Copy out each line of the data that holds the word "name".

Stored entries:

┌────────

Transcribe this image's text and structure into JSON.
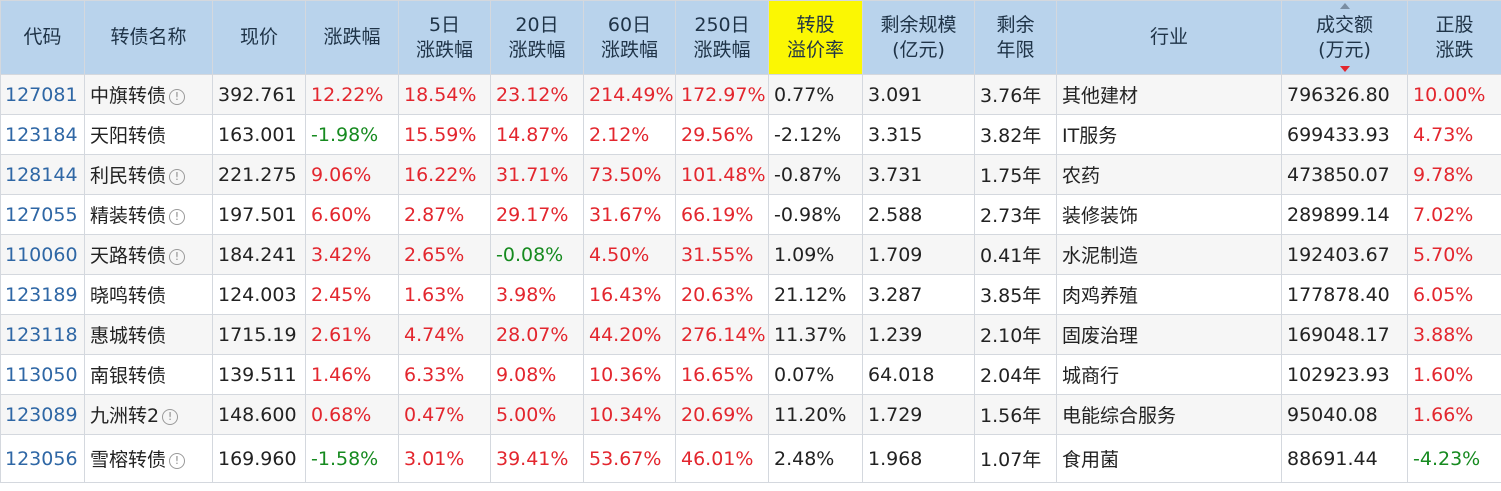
{
  "headers": {
    "code": "代码",
    "name": "转债名称",
    "price": "现价",
    "change": "涨跌幅",
    "change5d_1": "5日",
    "change5d_2": "涨跌幅",
    "change20d_1": "20日",
    "change20d_2": "涨跌幅",
    "change60d_1": "60日",
    "change60d_2": "涨跌幅",
    "change250d_1": "250日",
    "change250d_2": "涨跌幅",
    "premium_1": "转股",
    "premium_2": "溢价率",
    "scale_1": "剩余规模",
    "scale_2": "(亿元)",
    "years_1": "剩余",
    "years_2": "年限",
    "industry": "行业",
    "volume_1": "成交额",
    "volume_2": "(万元)",
    "stock_1": "正股",
    "stock_2": "涨跌"
  },
  "info_icon_glyph": "!",
  "colors": {
    "header_bg": "#b9d3ec",
    "highlight": "#fbf703",
    "up": "#e3262e",
    "down": "#168a1f",
    "code": "#2f67a5"
  },
  "rows": [
    {
      "code": "127081",
      "name": "中旗转债",
      "info": true,
      "price": "392.761",
      "change": "12.22%",
      "change5d": "18.54%",
      "change20d": "23.12%",
      "change60d": "214.49%",
      "change250d": "172.97%",
      "premium": "0.77%",
      "scale": "3.091",
      "years": "3.76年",
      "industry": "其他建材",
      "volume": "796326.80",
      "stock": "10.00%"
    },
    {
      "code": "123184",
      "name": "天阳转债",
      "info": false,
      "price": "163.001",
      "change": "-1.98%",
      "change5d": "15.59%",
      "change20d": "14.87%",
      "change60d": "2.12%",
      "change250d": "29.56%",
      "premium": "-2.12%",
      "scale": "3.315",
      "years": "3.82年",
      "industry": "IT服务",
      "volume": "699433.93",
      "stock": "4.73%"
    },
    {
      "code": "128144",
      "name": "利民转债",
      "info": true,
      "price": "221.275",
      "change": "9.06%",
      "change5d": "16.22%",
      "change20d": "31.71%",
      "change60d": "73.50%",
      "change250d": "101.48%",
      "premium": "-0.87%",
      "scale": "3.731",
      "years": "1.75年",
      "industry": "农药",
      "volume": "473850.07",
      "stock": "9.78%"
    },
    {
      "code": "127055",
      "name": "精装转债",
      "info": true,
      "price": "197.501",
      "change": "6.60%",
      "change5d": "2.87%",
      "change20d": "29.17%",
      "change60d": "31.67%",
      "change250d": "66.19%",
      "premium": "-0.98%",
      "scale": "2.588",
      "years": "2.73年",
      "industry": "装修装饰",
      "volume": "289899.14",
      "stock": "7.02%"
    },
    {
      "code": "110060",
      "name": "天路转债",
      "info": true,
      "price": "184.241",
      "change": "3.42%",
      "change5d": "2.65%",
      "change20d": "-0.08%",
      "change60d": "4.50%",
      "change250d": "31.55%",
      "premium": "1.09%",
      "scale": "1.709",
      "years": "0.41年",
      "industry": "水泥制造",
      "volume": "192403.67",
      "stock": "5.70%"
    },
    {
      "code": "123189",
      "name": "晓鸣转债",
      "info": false,
      "price": "124.003",
      "change": "2.45%",
      "change5d": "1.63%",
      "change20d": "3.98%",
      "change60d": "16.43%",
      "change250d": "20.63%",
      "premium": "21.12%",
      "scale": "3.287",
      "years": "3.85年",
      "industry": "肉鸡养殖",
      "volume": "177878.40",
      "stock": "6.05%"
    },
    {
      "code": "123118",
      "name": "惠城转债",
      "info": false,
      "price": "1715.19",
      "change": "2.61%",
      "change5d": "4.74%",
      "change20d": "28.07%",
      "change60d": "44.20%",
      "change250d": "276.14%",
      "premium": "11.37%",
      "scale": "1.239",
      "years": "2.10年",
      "industry": "固废治理",
      "volume": "169048.17",
      "stock": "3.88%"
    },
    {
      "code": "113050",
      "name": "南银转债",
      "info": false,
      "price": "139.511",
      "change": "1.46%",
      "change5d": "6.33%",
      "change20d": "9.08%",
      "change60d": "10.36%",
      "change250d": "16.65%",
      "premium": "0.07%",
      "scale": "64.018",
      "years": "2.04年",
      "industry": "城商行",
      "volume": "102923.93",
      "stock": "1.60%"
    },
    {
      "code": "123089",
      "name": "九洲转2",
      "info": true,
      "price": "148.600",
      "change": "0.68%",
      "change5d": "0.47%",
      "change20d": "5.00%",
      "change60d": "10.34%",
      "change250d": "20.69%",
      "premium": "11.20%",
      "scale": "1.729",
      "years": "1.56年",
      "industry": "电能综合服务",
      "volume": "95040.08",
      "stock": "1.66%"
    },
    {
      "code": "123056",
      "name": "雪榕转债",
      "info": true,
      "price": "169.960",
      "change": "-1.58%",
      "change5d": "3.01%",
      "change20d": "39.41%",
      "change60d": "53.67%",
      "change250d": "46.01%",
      "premium": "2.48%",
      "scale": "1.968",
      "years": "1.07年",
      "industry": "食用菌",
      "volume": "88691.44",
      "stock": "-4.23%"
    }
  ]
}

└────────

REPLY »
    "name": "转债名称",
      "name": "中旗转债",
      "name": "天阳转债",
      "name": "利民转债",
      "name": "精装转债",
      "name": "天路转债",
      "name": "晓鸣转债",
      "name": "惠城转债",
      "name": "南银转债",
      "name": "九洲转2",
      "name": "雪榕转债",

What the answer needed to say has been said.